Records
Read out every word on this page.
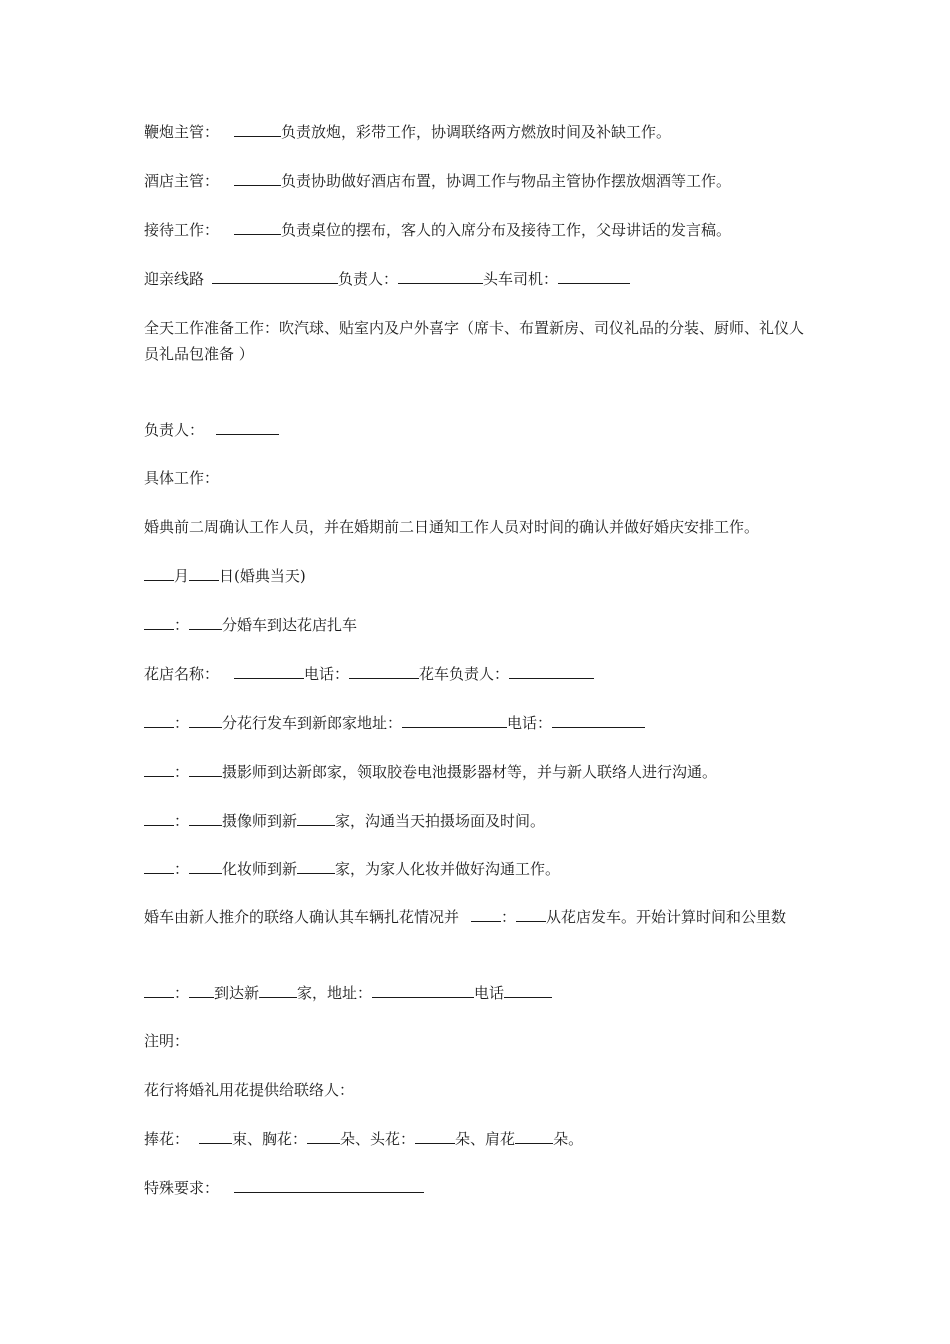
鞭炮主管：	负责放炮，彩带工作，协调联络两方燃放时间及补缺工作。
酒店主管：	负责协助做好酒店布置，协调工作与物品主管协作摆放烟酒等工作。
接待工作：	负责桌位的摆布，客人的入席分布及接待工作，父母讲话的发言稿。
迎亲线路	负责人：	头车司机：
全天工作准备工作：吹汽球、贴室内及户外喜字（席卡、布置新房、司仪礼品的分装、厨师、礼仪人员礼品包准备 ）
负责人：
具体工作：
婚典前二周确认工作人员，并在婚期前二日通知工作人员对时间的确认并做好婚庆安排工作。
月 日(婚典当天)
： 分婚车到达花店扎车
花店名称：	电话：	花车负责人：
： 分花行发车到新郎家地址：	电话：
： 摄影师到达新郎家，领取胶卷电池摄影器材等，并与新人联络人进行沟通。
： 摄像师到新	家，沟通当天拍摄场面及时间。
： 化妆师到新	家，为家人化妆并做好沟通工作。
婚车由新人推介的联络人确认其车辆扎花情况并	： 从花店发车。开始计算时间和公里数
： 到达新	家，地址：	电话
注明：
花行将婚礼用花提供给联络人：
捧花：	束、胸花： 朵、头花：	朵、肩花	朵。
特殊要求：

● WRITTEN INSTRUCTION: Go through the material above and print all of it exactly, except the pictures.

● WRITTEN RESPONSE:
Read out every word on this page.
鞭炮主管：	负责放炮，彩带工作，协调联络两方燃放时间及补缺工作。
酒店主管：	负责协助做好酒店布置，协调工作与物品主管协作摆放烟酒等工作。
接待工作：	负责桌位的摆布，客人的入席分布及接待工作，父母讲话的发言稿。
迎亲线路	负责人：	头车司机：
全天工作准备工作：吹汽球、贴室内及户外喜字（席卡、布置新房、司仪礼品的分装、厨师、礼仪人员礼品包准备 ）
负责人：
具体工作：
婚典前二周确认工作人员，并在婚期前二日通知工作人员对时间的确认并做好婚庆安排工作。
月 日(婚典当天)
： 分婚车到达花店扎车
花店名称：	电话：	花车负责人：
： 分花行发车到新郎家地址：	电话：
： 摄影师到达新郎家，领取胶卷电池摄影器材等，并与新人联络人进行沟通。
： 摄像师到新	家，沟通当天拍摄场面及时间。
： 化妆师到新	家，为家人化妆并做好沟通工作。
婚车由新人推介的联络人确认其车辆扎花情况并	： 从花店发车。开始计算时间和公里数
： 到达新	家，地址：	电话
注明：
花行将婚礼用花提供给联络人：
捧花：	束、胸花： 朵、头花：	朵、肩花	朵。
特殊要求：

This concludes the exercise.